**TASK BRIEF:** Take the data that follows and retype it word for word.

**RECORDS FOR THE TASK:**
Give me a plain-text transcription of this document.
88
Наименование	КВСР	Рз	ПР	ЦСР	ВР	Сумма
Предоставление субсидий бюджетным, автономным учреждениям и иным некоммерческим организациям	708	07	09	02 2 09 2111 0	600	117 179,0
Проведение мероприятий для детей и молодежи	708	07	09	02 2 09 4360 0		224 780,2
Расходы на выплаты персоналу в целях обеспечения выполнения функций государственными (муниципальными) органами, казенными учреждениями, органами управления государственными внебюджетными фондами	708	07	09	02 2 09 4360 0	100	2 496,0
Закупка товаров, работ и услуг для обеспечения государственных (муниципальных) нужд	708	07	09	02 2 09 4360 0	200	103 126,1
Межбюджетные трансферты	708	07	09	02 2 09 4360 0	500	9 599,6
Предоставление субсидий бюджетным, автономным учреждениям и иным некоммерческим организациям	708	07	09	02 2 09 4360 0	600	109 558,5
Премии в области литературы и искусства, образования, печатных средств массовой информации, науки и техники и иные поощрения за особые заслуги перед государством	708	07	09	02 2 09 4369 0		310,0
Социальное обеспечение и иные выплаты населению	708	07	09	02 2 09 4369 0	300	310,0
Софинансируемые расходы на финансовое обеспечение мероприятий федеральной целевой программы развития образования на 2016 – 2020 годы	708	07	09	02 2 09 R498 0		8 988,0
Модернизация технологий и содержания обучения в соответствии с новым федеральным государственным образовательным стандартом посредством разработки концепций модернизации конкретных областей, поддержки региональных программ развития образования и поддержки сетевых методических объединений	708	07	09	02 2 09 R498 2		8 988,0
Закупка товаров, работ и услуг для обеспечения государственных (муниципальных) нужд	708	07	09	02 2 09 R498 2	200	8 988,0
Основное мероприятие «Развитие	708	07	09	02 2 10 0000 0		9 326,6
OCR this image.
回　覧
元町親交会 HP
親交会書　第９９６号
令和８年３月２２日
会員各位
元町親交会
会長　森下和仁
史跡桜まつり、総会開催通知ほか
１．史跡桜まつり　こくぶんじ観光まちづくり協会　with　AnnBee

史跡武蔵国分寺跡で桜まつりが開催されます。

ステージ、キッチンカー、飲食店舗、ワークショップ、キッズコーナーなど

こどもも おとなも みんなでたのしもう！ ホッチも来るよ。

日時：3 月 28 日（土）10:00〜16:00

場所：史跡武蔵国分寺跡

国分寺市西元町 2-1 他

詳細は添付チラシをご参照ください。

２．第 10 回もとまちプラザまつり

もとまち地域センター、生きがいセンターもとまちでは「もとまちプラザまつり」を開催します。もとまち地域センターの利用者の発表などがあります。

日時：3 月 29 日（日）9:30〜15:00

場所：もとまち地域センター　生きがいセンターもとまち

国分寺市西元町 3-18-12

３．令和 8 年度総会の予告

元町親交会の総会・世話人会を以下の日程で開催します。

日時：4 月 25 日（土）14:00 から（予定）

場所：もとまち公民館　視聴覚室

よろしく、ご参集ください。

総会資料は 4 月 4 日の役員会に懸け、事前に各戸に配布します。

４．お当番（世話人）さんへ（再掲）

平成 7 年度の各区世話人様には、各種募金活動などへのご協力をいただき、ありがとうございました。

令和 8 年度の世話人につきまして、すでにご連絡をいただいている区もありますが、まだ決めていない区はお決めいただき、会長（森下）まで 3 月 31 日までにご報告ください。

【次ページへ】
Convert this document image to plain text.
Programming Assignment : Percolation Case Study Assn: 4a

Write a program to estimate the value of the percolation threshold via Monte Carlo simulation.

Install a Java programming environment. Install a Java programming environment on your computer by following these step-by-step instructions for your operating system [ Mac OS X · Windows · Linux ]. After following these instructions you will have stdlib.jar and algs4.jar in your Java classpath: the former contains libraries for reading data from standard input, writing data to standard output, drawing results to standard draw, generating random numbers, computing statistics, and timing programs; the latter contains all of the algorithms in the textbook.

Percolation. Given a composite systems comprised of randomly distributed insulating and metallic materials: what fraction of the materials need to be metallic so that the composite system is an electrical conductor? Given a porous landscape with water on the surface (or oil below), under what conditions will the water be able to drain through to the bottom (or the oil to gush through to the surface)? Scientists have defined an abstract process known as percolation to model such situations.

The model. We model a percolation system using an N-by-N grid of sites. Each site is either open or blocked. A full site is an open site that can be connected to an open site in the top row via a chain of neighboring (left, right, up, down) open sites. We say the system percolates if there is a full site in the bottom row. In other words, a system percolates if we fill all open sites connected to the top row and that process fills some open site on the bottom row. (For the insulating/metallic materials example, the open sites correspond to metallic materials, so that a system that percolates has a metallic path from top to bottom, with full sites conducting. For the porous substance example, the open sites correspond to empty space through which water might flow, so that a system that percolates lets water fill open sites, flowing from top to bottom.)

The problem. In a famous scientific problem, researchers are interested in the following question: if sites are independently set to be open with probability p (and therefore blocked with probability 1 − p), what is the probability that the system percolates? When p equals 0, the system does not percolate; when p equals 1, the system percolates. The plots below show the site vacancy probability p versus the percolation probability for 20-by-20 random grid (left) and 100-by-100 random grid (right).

**WRITTEN ANSWER:**
Give me a plain-text transcription of this document.
88
Наименование	КВСР	Рз	ПР	ЦСР	ВР	Сумма
Предоставление субсидий бюджетным, автономным учреждениям и иным некоммерческим организациям	708	07	09	02 2 09 2111 0	600	117 179,0
Проведение мероприятий для детей и молодежи	708	07	09	02 2 09 4360 0		224 780,2
Расходы на выплаты персоналу в целях обеспечения выполнения функций государственными (муниципальными) органами, казенными учреждениями, органами управления государственными внебюджетными фондами	708	07	09	02 2 09 4360 0	100	2 496,0
Закупка товаров, работ и услуг для обеспечения государственных (муниципальных) нужд	708	07	09	02 2 09 4360 0	200	103 126,1
Межбюджетные трансферты	708	07	09	02 2 09 4360 0	500	9 599,6
Предоставление субсидий бюджетным, автономным учреждениям и иным некоммерческим организациям	708	07	09	02 2 09 4360 0	600	109 558,5
Премии в области литературы и искусства, образования, печатных средств массовой информации, науки и техники и иные поощрения за особые заслуги перед государством	708	07	09	02 2 09 4369 0		310,0
Социальное обеспечение и иные выплаты населению	708	07	09	02 2 09 4369 0	300	310,0
Софинансируемые расходы на финансовое обеспечение мероприятий федеральной целевой программы развития образования на 2016 – 2020 годы	708	07	09	02 2 09 R498 0		8 988,0
Модернизация технологий и содержания обучения в соответствии с новым федеральным государственным образовательным стандартом посредством разработки концепций модернизации конкретных областей, поддержки региональных программ развития образования и поддержки сетевых методических объединений	708	07	09	02 2 09 R498 2		8 988,0
Закупка товаров, работ и услуг для обеспечения государственных (муниципальных) нужд	708	07	09	02 2 09 R498 2	200	8 988,0
Основное мероприятие «Развитие	708	07	09	02 2 10 0000 0		9 326,6
OCR this image.
回　覧
元町親交会 HP
親交会書　第９９６号
令和８年３月２２日
会員各位
元町親交会
会長　森下和仁
史跡桜まつり、総会開催通知ほか
１．史跡桜まつり　こくぶんじ観光まちづくり協会　with　AnnBee

史跡武蔵国分寺跡で桜まつりが開催されます。

ステージ、キッチンカー、飲食店舗、ワークショップ、キッズコーナーなど

こどもも おとなも みんなでたのしもう！ ホッチも来るよ。

日時：3 月 28 日（土）10:00〜16:00

場所：史跡武蔵国分寺跡

国分寺市西元町 2-1 他

詳細は添付チラシをご参照ください。

２．第 10 回もとまちプラザまつり

もとまち地域センター、生きがいセンターもとまちでは「もとまちプラザまつり」を開催します。もとまち地域センターの利用者の発表などがあります。

日時：3 月 29 日（日）9:30〜15:00

場所：もとまち地域センター　生きがいセンターもとまち

国分寺市西元町 3-18-12

３．令和 8 年度総会の予告

元町親交会の総会・世話人会を以下の日程で開催します。

日時：4 月 25 日（土）14:00 から（予定）

場所：もとまち公民館　視聴覚室

よろしく、ご参集ください。

総会資料は 4 月 4 日の役員会に懸け、事前に各戸に配布します。

４．お当番（世話人）さんへ（再掲）

平成 7 年度の各区世話人様には、各種募金活動などへのご協力をいただき、ありがとうございました。

令和 8 年度の世話人につきまして、すでにご連絡をいただいている区もありますが、まだ決めていない区はお決めいただき、会長（森下）まで 3 月 31 日までにご報告ください。

【次ページへ】
Convert this document image to plain text.
Programming Assignment : Percolation Case Study Assn: 4a

Write a program to estimate the value of the percolation threshold via Monte Carlo simulation.

Install a Java programming environment. Install a Java programming environment on your computer by following these step-by-step instructions for your operating system [ Mac OS X · Windows · Linux ]. After following these instructions you will have stdlib.jar and algs4.jar in your Java classpath: the former contains libraries for reading data from standard input, writing data to standard output, drawing results to standard draw, generating random numbers, computing statistics, and timing programs; the latter contains all of the algorithms in the textbook.

Percolation. Given a composite systems comprised of randomly distributed insulating and metallic materials: what fraction of the materials need to be metallic so that the composite system is an electrical conductor? Given a porous landscape with water on the surface (or oil below), under what conditions will the water be able to drain through to the bottom (or the oil to gush through to the surface)? Scientists have defined an abstract process known as percolation to model such situations.

The model. We model a percolation system using an N-by-N grid of sites. Each site is either open or blocked. A full site is an open site that can be connected to an open site in the top row via a chain of neighboring (left, right, up, down) open sites. We say the system percolates if there is a full site in the bottom row. In other words, a system percolates if we fill all open sites connected to the top row and that process fills some open site on the bottom row. (For the insulating/metallic materials example, the open sites correspond to metallic materials, so that a system that percolates has a metallic path from top to bottom, with full sites conducting. For the porous substance example, the open sites correspond to empty space through which water might flow, so that a system that percolates lets water fill open sites, flowing from top to bottom.)

The problem. In a famous scientific problem, researchers are interested in the following question: if sites are independently set to be open with probability p (and therefore blocked with probability 1 − p), what is the probability that the system percolates? When p equals 0, the system does not percolate; when p equals 1, the system percolates. The plots below show the site vacancy probability p versus the percolation probability for 20-by-20 random grid (left) and 100-by-100 random grid (right).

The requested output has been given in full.